DESCRIPTION OF THE TASK: Show every line in the entries below where the word "this" appears.

SUPPLIED MATERIAL:
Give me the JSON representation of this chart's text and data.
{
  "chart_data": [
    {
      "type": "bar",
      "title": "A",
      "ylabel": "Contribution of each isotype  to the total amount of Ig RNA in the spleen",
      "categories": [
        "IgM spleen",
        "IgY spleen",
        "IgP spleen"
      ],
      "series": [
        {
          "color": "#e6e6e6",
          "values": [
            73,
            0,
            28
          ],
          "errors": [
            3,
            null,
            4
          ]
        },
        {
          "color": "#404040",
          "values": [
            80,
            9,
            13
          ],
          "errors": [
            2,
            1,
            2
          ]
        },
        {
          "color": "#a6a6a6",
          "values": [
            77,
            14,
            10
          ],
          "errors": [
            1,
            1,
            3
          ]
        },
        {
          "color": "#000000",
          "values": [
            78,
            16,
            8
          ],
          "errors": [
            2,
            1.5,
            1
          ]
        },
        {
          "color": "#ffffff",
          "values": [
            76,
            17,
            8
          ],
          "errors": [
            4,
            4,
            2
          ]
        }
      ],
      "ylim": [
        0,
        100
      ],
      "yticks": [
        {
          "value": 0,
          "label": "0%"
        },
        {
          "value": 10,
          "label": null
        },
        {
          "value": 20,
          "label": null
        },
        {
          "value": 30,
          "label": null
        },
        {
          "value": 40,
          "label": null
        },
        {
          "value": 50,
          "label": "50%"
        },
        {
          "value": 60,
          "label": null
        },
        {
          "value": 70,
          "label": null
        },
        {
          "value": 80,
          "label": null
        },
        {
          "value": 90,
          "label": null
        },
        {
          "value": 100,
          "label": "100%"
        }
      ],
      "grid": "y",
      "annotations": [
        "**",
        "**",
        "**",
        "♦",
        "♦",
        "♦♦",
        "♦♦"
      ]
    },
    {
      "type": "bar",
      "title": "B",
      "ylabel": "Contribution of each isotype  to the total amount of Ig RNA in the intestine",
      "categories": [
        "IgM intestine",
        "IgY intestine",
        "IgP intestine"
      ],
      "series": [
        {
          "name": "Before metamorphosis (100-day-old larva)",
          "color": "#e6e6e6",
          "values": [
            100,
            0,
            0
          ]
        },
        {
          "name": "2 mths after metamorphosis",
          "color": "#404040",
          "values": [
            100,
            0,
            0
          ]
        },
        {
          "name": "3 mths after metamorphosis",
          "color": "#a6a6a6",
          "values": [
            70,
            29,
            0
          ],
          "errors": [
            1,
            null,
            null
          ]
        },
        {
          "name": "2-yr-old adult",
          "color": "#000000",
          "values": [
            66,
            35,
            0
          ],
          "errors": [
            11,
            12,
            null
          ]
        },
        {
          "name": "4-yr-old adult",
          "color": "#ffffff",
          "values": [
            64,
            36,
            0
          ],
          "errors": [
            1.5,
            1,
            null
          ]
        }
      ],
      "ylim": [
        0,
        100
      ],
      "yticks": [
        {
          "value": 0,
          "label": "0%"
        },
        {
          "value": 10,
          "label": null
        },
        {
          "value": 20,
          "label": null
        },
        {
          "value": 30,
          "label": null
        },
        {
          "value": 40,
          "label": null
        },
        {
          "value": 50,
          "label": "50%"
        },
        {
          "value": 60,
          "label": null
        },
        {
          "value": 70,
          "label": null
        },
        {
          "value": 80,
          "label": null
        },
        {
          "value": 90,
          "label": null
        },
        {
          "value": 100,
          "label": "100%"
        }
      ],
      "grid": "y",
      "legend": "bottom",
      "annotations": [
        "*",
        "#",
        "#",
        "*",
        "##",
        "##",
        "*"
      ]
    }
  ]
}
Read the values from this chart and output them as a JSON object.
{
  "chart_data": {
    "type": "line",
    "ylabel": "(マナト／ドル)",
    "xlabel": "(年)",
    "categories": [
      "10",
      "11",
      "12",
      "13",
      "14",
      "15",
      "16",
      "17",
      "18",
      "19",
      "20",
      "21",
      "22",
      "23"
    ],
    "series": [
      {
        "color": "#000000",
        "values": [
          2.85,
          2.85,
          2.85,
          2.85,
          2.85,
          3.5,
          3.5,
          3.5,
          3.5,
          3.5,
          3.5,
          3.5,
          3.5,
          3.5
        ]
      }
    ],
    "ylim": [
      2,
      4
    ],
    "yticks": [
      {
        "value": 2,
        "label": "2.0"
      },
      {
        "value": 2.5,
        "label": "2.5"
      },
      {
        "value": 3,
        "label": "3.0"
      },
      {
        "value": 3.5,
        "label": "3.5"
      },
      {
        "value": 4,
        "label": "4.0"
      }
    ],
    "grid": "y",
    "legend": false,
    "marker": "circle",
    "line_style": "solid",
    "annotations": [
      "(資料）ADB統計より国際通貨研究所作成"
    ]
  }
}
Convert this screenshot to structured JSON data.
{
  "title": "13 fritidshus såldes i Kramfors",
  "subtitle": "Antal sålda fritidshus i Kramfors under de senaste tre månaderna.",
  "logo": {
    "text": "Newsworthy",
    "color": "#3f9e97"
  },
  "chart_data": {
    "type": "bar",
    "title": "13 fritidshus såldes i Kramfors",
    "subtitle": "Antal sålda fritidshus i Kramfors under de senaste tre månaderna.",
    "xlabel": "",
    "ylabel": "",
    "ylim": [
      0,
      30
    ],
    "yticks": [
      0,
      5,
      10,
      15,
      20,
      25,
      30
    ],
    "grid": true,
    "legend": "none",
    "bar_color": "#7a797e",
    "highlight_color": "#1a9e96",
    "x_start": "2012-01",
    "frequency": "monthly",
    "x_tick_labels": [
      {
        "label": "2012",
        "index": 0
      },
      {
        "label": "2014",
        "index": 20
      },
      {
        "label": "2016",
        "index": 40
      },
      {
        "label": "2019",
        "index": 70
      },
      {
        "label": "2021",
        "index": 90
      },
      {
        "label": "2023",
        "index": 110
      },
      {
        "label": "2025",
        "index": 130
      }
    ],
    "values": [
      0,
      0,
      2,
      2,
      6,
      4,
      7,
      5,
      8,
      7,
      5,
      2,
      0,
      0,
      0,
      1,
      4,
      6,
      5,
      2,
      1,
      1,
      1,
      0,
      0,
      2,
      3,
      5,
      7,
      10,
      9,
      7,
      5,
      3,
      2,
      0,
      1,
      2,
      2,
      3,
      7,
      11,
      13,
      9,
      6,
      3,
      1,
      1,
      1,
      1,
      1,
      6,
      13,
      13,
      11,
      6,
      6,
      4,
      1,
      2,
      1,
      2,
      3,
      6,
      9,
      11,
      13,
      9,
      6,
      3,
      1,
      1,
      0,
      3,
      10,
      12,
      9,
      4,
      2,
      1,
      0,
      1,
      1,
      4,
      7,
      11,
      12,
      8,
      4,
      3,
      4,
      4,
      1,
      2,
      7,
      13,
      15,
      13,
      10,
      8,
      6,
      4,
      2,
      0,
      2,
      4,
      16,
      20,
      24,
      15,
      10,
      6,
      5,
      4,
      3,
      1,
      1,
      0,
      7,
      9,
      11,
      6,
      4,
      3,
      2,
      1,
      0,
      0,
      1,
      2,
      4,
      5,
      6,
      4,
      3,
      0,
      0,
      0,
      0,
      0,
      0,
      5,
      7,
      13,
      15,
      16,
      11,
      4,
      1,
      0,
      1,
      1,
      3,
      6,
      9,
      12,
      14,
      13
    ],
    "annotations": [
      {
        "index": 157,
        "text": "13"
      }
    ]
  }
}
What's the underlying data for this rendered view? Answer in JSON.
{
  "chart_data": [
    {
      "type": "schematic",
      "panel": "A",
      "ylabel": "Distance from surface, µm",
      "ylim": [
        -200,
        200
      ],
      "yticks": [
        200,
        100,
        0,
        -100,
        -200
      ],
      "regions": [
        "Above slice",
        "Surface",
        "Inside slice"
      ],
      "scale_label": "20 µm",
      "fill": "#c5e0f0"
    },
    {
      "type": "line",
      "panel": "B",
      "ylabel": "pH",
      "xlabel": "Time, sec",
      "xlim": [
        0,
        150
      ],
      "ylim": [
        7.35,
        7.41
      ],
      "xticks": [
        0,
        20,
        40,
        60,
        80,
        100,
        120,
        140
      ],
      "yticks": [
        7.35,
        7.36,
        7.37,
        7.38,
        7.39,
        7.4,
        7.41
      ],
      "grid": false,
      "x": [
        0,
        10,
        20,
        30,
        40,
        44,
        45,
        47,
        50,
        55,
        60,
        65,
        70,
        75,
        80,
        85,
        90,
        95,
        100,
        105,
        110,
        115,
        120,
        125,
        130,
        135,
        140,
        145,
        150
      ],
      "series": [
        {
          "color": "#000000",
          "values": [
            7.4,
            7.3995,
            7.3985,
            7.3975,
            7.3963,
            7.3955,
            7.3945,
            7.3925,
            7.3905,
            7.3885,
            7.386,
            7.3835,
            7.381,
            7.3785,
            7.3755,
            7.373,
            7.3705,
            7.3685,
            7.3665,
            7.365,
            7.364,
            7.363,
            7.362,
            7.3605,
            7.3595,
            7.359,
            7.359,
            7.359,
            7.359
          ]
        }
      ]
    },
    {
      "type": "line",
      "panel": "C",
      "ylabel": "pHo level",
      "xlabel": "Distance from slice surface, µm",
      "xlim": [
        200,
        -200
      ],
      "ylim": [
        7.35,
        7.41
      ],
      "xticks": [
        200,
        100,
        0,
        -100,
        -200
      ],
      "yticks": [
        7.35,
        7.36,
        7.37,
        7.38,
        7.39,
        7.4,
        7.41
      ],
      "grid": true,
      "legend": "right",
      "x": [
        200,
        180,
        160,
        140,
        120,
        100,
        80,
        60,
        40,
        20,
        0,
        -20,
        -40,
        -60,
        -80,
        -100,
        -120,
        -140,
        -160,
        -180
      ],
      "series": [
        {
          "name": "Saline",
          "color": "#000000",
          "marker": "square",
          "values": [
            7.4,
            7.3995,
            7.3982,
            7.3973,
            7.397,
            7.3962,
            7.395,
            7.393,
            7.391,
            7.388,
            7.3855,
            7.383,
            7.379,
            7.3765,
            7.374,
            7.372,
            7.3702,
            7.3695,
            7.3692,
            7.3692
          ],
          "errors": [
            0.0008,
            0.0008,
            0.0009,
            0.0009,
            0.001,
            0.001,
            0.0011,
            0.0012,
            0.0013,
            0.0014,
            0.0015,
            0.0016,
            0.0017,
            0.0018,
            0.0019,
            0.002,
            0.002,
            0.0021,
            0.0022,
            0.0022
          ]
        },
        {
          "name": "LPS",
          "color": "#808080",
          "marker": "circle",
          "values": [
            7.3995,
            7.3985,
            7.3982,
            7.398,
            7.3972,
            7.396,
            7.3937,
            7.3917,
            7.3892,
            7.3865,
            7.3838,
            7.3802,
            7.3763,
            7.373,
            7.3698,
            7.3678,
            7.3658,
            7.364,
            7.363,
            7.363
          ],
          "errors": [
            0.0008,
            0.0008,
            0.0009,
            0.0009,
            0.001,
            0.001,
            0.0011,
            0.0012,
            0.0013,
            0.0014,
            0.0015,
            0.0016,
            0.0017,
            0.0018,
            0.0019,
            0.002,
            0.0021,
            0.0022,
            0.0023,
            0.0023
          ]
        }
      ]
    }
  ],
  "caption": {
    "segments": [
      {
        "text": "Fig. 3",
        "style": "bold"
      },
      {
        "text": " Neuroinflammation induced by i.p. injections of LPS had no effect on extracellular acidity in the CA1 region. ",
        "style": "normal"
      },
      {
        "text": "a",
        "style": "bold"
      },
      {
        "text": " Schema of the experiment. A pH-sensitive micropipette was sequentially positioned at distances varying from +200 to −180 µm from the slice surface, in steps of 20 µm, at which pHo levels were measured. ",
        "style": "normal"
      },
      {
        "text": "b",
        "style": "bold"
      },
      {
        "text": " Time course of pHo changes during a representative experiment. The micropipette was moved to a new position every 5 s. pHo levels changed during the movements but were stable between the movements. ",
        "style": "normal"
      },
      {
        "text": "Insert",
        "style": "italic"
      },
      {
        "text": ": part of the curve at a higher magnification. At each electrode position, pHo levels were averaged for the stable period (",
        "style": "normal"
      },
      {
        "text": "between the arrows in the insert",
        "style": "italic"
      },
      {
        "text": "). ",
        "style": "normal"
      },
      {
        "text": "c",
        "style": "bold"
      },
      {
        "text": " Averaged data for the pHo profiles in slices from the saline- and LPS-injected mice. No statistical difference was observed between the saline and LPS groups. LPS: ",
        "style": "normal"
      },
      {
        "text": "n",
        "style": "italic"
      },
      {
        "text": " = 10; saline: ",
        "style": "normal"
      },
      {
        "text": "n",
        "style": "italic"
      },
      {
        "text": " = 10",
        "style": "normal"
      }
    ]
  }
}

ANSWER:
Give me the JSON representation of this chart's text and data.
Read the values from this chart and output them as a JSON object.
Convert this screenshot to structured JSON data.
What's the underlying data for this rendered view? Answer in JSON.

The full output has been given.